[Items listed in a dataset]
= Beginning of Section =
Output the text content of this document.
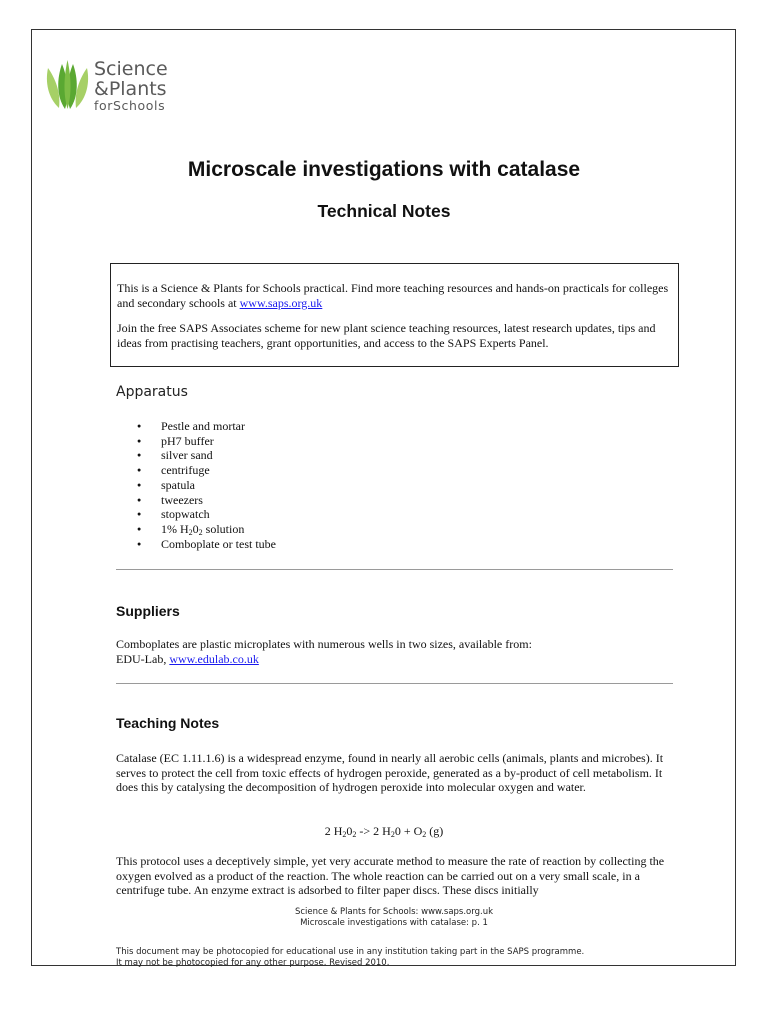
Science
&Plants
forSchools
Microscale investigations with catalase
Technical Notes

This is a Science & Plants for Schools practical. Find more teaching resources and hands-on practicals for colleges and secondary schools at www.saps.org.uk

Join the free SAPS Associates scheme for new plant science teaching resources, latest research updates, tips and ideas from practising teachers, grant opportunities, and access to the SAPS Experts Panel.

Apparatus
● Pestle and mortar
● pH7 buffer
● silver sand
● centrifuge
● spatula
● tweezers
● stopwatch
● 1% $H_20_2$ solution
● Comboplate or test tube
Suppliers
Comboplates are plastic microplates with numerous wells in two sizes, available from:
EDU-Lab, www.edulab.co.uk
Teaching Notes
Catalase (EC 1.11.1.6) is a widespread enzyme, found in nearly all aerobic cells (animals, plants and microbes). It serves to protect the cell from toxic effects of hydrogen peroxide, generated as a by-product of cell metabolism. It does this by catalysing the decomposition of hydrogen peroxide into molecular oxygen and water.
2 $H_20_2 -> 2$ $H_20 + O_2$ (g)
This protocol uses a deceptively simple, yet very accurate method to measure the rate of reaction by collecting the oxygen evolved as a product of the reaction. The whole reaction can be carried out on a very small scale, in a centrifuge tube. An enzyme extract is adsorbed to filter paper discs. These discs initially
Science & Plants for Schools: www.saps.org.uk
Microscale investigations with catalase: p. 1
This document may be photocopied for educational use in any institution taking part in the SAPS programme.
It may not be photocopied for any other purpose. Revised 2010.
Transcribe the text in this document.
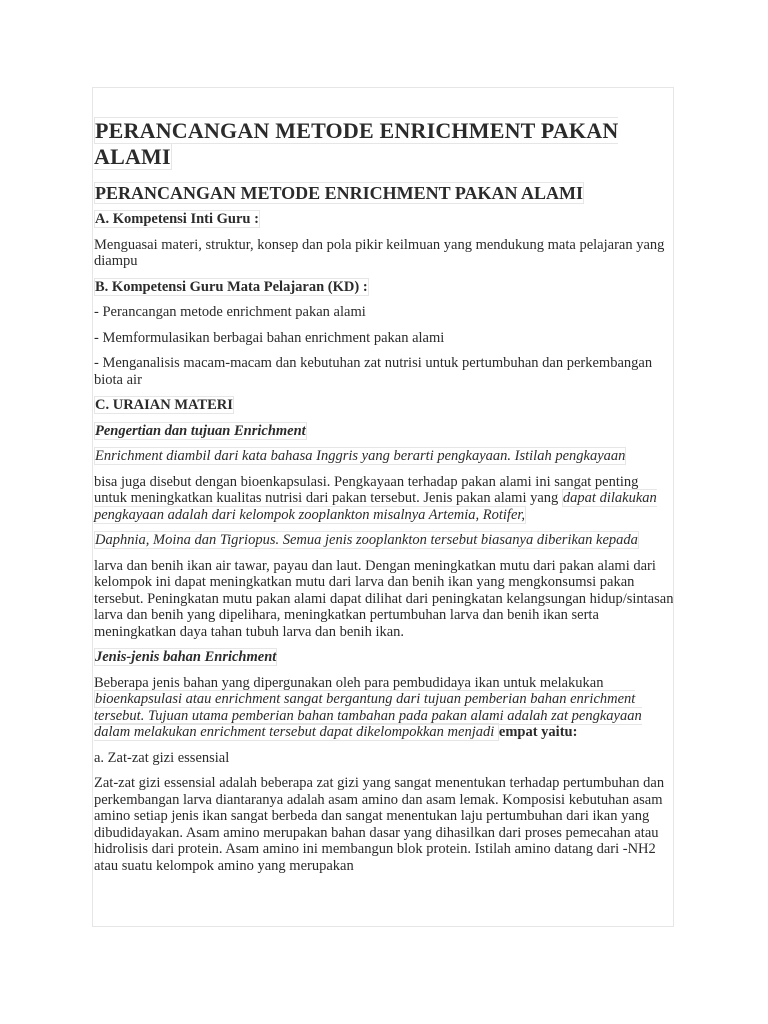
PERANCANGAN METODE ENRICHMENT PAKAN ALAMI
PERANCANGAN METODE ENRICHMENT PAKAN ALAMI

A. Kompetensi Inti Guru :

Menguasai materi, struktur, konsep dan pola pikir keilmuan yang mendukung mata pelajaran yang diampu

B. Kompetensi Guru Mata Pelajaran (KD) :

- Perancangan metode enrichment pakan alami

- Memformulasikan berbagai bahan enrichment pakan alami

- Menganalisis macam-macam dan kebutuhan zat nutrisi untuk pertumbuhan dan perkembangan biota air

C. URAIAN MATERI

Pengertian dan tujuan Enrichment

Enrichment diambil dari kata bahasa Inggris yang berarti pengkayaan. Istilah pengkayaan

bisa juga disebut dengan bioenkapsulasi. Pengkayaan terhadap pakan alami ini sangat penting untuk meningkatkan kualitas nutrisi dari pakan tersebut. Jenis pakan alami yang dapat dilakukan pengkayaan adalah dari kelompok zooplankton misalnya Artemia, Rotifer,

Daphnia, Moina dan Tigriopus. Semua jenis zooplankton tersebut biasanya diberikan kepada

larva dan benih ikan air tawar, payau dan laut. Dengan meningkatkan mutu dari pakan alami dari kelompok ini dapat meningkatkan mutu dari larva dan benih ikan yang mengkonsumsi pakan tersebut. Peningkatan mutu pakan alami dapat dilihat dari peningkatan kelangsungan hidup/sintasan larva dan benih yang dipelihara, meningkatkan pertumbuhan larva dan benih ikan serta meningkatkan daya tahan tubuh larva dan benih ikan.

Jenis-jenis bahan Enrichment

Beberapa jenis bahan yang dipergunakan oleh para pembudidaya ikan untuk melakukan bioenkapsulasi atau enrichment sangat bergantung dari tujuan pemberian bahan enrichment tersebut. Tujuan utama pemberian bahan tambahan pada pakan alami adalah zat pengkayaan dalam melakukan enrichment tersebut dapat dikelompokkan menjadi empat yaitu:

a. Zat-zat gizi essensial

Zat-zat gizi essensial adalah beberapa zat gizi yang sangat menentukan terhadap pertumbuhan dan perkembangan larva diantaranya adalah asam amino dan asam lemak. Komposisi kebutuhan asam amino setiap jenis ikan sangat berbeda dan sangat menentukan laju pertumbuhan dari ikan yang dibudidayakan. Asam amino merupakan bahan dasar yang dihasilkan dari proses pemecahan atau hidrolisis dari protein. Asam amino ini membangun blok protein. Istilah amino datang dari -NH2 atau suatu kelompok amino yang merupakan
= End of Section =
> [ASSIGNED TASK]: Your answer should be every line above that contains the word "document".

> [ANSWER BELOW]:
Output the text content of this document.
This document may be photocopied for educational use in any institution taking part in the SAPS programme.
Transcribe the text in this document.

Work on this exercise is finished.